[Problem set]
• A. List every deployment environment named in the Databricks governance text below.
• B. Decide whether the Databricks governance text below supports each statement, answering yes or no and quoting the words that settle it. (i) All environments share one Terraform state. (ii) Declarative Automation Bundles cover every part of Unity Catalog governance. (iii) Some Terraform definitions are repeated across environments.
• C. Continue the Databricks governance text below, beginning after its last sentence.

[Page extract]
·····

This structure keeps the deployment easy to inspect and makes environment boundaries explicit. Each environment has its own backend configuration, variables and Terraform state, which helps separate DEV, QA and PROD changes from each other. The trade-off is that some Terraform definitions are repeated across environments and changes to the structure of resources may need to be implemented multiple times.

Part II: How to Manage Unity Catalog Governance with Declarative Automation Bundles (DAB)

As soon as the underlying Databricks workspaces are provisioned, the next challenge emerges: implementing a consistent, scalable and environment‑aware governance model on top of that infrastructure. Declarative Automation Bundles (DAB) fill this gap by providing a structured way to define Unity Catalog governance, but they don’t cover everything.

At first glance, Unity Catalog appears straightforward: define catalogs, schemas and permissions. However, once multiple teams, environments and pipelines are involved, governance often turns into a fragmented mix of configurations, manual processes and implicit assumptions.

·····

[Provided material]
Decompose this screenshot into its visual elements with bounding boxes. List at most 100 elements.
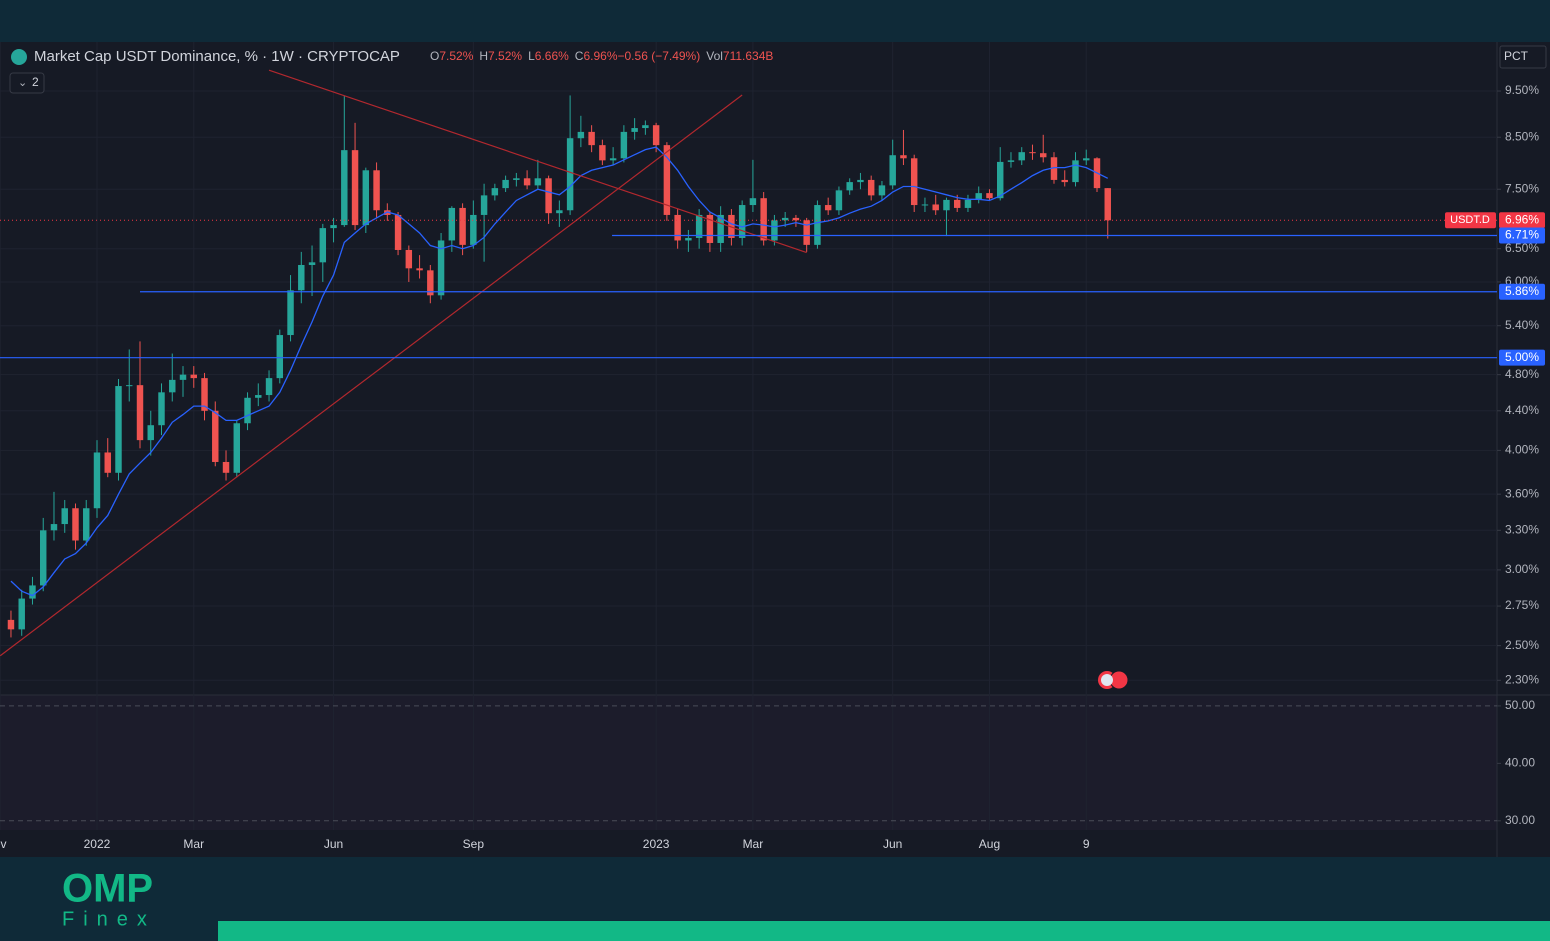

·····

[Task-by-task outputs]
• A. DEV, QA, PROD

• B.
(i) No: "Each environment has its own backend configuration, variables and Terraform state"
(ii) No: "but they don’t cover everything"
(iii) Yes: "some Terraform definitions are repeated across environments"

• C.
We frequently observe the same challenges across projects:

  • inconsistent permission models across environments

  • unclear separation between infrastructure and data logic

  • duplicated or conflicting resource definitions

  • pipelines that fail due to hidden dependencies

In this section, we share a pragmatic and production-ready approach to manage Unity Catalog governance using Declarative Automation Bundles (DABs).

Strong governance directly shapes how efficiently an organization can use its data in the end. Especially for functional user groups such as Data Platform Teams, Data/AI Engineers, Analysts, Cloud Architects and any team scaling Databricks across multiple environments.

Declarative Governance Architecture

The foundation of our approach is a medallion architecture combined with declarative infrastructure illustrated through a layered governance model that shows how permissions flow from catalogs to schemas and down to tables and views.

Implementing Governance Declaratively with Databricks Bundles

To translate a governance architecture into a reproducible, environment‑aware automation, we use Databricks Declarative Automation Bundles (DABs) to express Unity Catalog governance along this step-by-step guide:

Step 1: Use a Single Declarative Configuration

A single declarative configuration keeps all environments in one central databricks.yml, removing duplication and establishing a clear source of truth.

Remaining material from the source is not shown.